• **EXERCISE AIM**
Output every line of the rows below as a JSON list of strings, with one string per line and blank lines omitted.

Element and region listings

-------

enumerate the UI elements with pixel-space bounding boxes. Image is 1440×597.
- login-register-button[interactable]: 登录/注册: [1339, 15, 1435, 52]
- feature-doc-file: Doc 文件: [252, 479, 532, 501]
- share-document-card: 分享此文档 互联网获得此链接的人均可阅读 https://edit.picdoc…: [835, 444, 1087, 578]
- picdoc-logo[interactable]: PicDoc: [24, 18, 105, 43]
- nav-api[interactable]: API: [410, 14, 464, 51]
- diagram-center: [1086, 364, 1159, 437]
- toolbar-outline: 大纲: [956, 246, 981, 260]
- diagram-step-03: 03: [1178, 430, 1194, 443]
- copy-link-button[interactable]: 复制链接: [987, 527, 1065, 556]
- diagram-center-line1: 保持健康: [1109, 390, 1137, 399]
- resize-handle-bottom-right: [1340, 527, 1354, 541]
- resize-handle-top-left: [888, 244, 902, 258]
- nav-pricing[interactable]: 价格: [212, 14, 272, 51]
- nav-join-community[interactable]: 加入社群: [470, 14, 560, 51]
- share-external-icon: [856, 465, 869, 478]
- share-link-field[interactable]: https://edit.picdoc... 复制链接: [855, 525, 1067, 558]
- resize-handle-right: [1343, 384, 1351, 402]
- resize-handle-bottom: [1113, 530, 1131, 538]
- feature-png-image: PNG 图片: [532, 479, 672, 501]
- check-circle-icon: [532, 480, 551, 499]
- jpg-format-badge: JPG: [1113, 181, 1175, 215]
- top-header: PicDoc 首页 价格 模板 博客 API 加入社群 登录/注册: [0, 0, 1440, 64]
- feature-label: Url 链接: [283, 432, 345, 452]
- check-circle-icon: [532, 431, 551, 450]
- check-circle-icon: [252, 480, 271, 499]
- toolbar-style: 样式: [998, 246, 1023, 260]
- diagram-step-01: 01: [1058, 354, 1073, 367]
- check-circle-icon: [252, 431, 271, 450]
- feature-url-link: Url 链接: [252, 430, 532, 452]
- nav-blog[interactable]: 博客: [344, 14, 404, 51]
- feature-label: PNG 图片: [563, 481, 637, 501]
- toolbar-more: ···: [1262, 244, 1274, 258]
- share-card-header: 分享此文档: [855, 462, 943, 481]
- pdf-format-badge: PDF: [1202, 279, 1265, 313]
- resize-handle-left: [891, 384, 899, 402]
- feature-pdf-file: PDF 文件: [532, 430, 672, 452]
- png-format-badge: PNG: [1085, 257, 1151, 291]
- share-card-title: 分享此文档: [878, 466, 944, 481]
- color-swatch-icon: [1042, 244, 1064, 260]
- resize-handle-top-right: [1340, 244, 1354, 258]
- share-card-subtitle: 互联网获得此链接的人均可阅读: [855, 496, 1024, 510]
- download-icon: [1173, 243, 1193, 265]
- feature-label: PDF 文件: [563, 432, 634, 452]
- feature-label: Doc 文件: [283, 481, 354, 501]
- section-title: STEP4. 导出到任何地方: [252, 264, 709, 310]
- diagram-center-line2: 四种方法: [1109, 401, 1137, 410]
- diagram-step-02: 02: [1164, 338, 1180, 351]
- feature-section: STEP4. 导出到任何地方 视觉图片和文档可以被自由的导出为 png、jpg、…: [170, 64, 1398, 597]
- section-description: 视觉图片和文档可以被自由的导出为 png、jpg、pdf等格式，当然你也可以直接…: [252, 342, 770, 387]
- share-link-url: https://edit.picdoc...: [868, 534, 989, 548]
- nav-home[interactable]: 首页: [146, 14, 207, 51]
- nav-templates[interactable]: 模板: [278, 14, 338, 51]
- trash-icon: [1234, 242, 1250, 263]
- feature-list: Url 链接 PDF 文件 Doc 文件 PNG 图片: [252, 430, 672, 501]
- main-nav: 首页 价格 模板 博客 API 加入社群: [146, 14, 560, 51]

-------

• **ANSWER TO THIS TASK**
[
  "enumerate the UI elements with pixel-space bounding boxes. Image is 1440×597.",
  "- login-register-button[interactable]: 登录/注册: [1339, 15, 1435, 52]",
  "- feature-doc-file: Doc 文件: [252, 479, 532, 501]",
  "- share-document-card: 分享此文档 互联网获得此链接的人均可阅读 https://edit.picdoc…: [835, 444, 1087, 578]",
  "- picdoc-logo[interactable]: PicDoc: [24, 18, 105, 43]",
  "- nav-api[interactable]: API: [410, 14, 464, 51]",
  "- diagram-center: [1086, 364, 1159, 437]",
  "- toolbar-outline: 大纲: [956, 246, 981, 260]",
  "- diagram-step-03: 03: [1178, 430, 1194, 443]",
  "- copy-link-button[interactable]: 复制链接: [987, 527, 1065, 556]",
  "- diagram-center-line1: 保持健康: [1109, 390, 1137, 399]",
  "- resize-handle-bottom-right: [1340, 527, 1354, 541]",
  "- resize-handle-top-left: [888, 244, 902, 258]",
  "- nav-pricing[interactable]: 价格: [212, 14, 272, 51]",
  "- nav-join-community[interactable]: 加入社群: [470, 14, 560, 51]",
  "- share-external-icon: [856, 465, 869, 478]",
  "- share-link-field[interactable]: https://edit.picdoc... 复制链接: [855, 525, 1067, 558]",
  "- resize-handle-right: [1343, 384, 1351, 402]",
  "- resize-handle-bottom: [1113, 530, 1131, 538]",
  "- feature-png-image: PNG 图片: [532, 479, 672, 501]",
  "- check-circle-icon: [532, 480, 551, 499]",
  "- jpg-format-badge: JPG: [1113, 181, 1175, 215]",
  "- top-header: PicDoc 首页 价格 模板 博客 API 加入社群 登录/注册: [0, 0, 1440, 64]",
  "- feature-label: Url 链接: [283, 432, 345, 452]",
  "- check-circle-icon: [532, 431, 551, 450]",
  "- check-circle-icon: [252, 480, 271, 499]",
  "- toolbar-style: 样式: [998, 246, 1023, 260]",
  "- diagram-step-01: 01: [1058, 354, 1073, 367]",
  "- check-circle-icon: [252, 431, 271, 450]",
  "- feature-url-link: Url 链接: [252, 430, 532, 452]",
  "- nav-blog[interactable]: 博客: [344, 14, 404, 51]",
  "- feature-label: PNG 图片: [563, 481, 637, 501]",
  "- toolbar-more: ···: [1262, 244, 1274, 258]",
  "- share-card-header: 分享此文档: [855, 462, 943, 481]",
  "- pdf-format-badge: PDF: [1202, 279, 1265, 313]",
  "- resize-handle-left: [891, 384, 899, 402]",
  "- feature-pdf-file: PDF 文件: [532, 430, 672, 452]",
  "- png-format-badge: PNG: [1085, 257, 1151, 291]",
  "- share-card-title: 分享此文档: [878, 466, 944, 481]",
  "- color-swatch-icon: [1042, 244, 1064, 260]",
  "- resize-handle-top-right: [1340, 244, 1354, 258]",
  "- share-card-subtitle: 互联网获得此链接的人均可阅读: [855, 496, 1024, 510]",
  "- download-icon: [1173, 243, 1193, 265]",
  "- feature-label: PDF 文件: [563, 432, 634, 452]",
  "- feature-label: Doc 文件: [283, 481, 354, 501]",
  "- section-title: STEP4. 导出到任何地方: [252, 264, 709, 310]",
  "- diagram-center-line2: 四种方法: [1109, 401, 1137, 410]",
  "- diagram-step-02: 02: [1164, 338, 1180, 351]",
  "- feature-section: STEP4. 导出到任何地方 视觉图片和文档可以被自由的导出为 png、jpg、…: [170, 64, 1398, 597]",
  "- section-description: 视觉图片和文档可以被自由的导出为 png、jpg、pdf等格式，当然你也可以直接…: [252, 342, 770, 387]",
  "- share-link-url: https://edit.picdoc...: [868, 534, 989, 548]",
  "- nav-home[interactable]: 首页: [146, 14, 207, 51]",
  "- nav-templates[interactable]: 模板: [278, 14, 338, 51]",
  "- trash-icon: [1234, 242, 1250, 263]",
  "- feature-list: Url 链接 PDF 文件 Doc 文件 PNG 图片: [252, 430, 672, 501]",
  "- main-nav: 首页 价格 模板 博客 API 加入社群: [146, 14, 560, 51]"
]